» **Task objective**
In the listing below, find every line containing "sollten" and copy it out.
** Start Data supplied **
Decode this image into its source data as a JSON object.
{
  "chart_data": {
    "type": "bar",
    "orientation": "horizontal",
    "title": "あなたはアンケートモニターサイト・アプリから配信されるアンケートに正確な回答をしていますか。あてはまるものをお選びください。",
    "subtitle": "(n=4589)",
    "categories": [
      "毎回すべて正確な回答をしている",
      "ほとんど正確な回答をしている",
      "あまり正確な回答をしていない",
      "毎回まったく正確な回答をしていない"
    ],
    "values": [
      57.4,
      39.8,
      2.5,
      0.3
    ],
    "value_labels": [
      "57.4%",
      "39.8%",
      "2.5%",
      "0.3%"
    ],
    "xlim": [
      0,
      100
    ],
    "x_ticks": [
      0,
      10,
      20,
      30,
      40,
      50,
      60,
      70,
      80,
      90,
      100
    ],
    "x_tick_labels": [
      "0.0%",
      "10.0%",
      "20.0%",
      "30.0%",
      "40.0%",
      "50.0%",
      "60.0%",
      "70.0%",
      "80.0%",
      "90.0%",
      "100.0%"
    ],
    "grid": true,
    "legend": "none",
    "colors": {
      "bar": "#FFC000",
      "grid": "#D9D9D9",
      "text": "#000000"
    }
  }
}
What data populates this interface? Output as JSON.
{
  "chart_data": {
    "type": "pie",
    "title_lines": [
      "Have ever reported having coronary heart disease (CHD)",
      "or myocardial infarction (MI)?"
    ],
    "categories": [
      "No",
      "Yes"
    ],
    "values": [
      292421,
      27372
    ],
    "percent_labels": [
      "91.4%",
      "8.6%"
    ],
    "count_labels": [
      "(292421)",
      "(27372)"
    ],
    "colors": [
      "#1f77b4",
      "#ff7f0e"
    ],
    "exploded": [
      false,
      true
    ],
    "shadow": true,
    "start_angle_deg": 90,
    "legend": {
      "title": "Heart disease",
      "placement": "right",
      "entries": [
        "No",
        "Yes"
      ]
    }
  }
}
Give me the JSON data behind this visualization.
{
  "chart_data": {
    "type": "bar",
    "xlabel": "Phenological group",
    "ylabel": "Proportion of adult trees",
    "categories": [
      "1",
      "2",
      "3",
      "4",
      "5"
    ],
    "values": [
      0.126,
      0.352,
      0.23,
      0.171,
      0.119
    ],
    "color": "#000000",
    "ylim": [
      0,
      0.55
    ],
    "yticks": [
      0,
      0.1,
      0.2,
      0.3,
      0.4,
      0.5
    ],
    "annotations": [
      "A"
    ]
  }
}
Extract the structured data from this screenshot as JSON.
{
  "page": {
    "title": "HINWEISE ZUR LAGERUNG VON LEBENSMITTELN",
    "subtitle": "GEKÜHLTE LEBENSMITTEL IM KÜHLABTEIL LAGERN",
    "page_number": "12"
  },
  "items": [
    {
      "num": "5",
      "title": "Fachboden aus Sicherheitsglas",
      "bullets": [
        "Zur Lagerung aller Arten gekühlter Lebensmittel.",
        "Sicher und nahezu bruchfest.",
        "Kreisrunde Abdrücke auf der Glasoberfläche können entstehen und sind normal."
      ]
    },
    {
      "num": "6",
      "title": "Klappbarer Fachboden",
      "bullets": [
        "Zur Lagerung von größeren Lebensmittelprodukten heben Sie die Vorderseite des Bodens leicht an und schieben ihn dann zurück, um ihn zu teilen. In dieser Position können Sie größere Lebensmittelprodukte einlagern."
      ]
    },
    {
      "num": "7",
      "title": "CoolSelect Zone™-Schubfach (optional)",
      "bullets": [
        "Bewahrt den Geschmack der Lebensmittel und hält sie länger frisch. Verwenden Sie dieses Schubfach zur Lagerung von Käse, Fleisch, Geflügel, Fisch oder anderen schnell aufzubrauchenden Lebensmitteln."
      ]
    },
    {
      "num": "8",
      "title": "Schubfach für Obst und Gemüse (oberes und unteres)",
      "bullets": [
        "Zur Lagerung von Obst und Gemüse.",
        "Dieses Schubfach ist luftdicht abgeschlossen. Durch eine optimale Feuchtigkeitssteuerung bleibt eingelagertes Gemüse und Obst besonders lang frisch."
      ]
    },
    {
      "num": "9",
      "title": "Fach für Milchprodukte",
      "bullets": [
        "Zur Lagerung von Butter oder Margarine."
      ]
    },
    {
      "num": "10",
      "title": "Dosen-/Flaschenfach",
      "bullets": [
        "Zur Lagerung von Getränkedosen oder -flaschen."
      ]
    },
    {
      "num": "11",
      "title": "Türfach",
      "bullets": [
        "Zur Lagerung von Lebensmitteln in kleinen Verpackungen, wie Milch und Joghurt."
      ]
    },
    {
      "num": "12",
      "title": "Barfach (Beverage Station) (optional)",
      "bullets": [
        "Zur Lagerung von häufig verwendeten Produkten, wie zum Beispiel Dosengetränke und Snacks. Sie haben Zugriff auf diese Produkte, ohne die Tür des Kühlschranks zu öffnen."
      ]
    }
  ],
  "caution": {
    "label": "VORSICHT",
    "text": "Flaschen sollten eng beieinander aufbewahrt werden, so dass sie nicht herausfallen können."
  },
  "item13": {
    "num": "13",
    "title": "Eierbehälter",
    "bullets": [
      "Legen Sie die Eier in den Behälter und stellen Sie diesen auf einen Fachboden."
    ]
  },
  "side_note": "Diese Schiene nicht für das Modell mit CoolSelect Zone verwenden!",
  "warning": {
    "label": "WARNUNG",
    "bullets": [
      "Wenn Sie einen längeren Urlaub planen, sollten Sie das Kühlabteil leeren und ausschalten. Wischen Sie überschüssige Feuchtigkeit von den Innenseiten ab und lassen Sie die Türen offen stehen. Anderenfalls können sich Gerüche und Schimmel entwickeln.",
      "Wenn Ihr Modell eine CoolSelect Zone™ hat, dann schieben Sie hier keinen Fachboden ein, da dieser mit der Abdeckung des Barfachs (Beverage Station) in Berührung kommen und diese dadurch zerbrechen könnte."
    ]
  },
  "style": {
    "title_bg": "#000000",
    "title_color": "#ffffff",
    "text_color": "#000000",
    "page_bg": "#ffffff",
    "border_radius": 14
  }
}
** End Data supplied **
» **Problem solution**
    "text": "Flaschen sollten eng beieinander aufbewahrt werden, so dass sie nicht herausfallen können."
      "Wenn Sie einen längeren Urlaub planen, sollten Sie das Kühlabteil leeren und ausschalten. Wischen Sie überschüssige Feuchtigkeit von den Innenseiten ab und lassen Sie die Türen offen stehen. Anderenfalls können sich Gerüche und Schimmel entwickeln.",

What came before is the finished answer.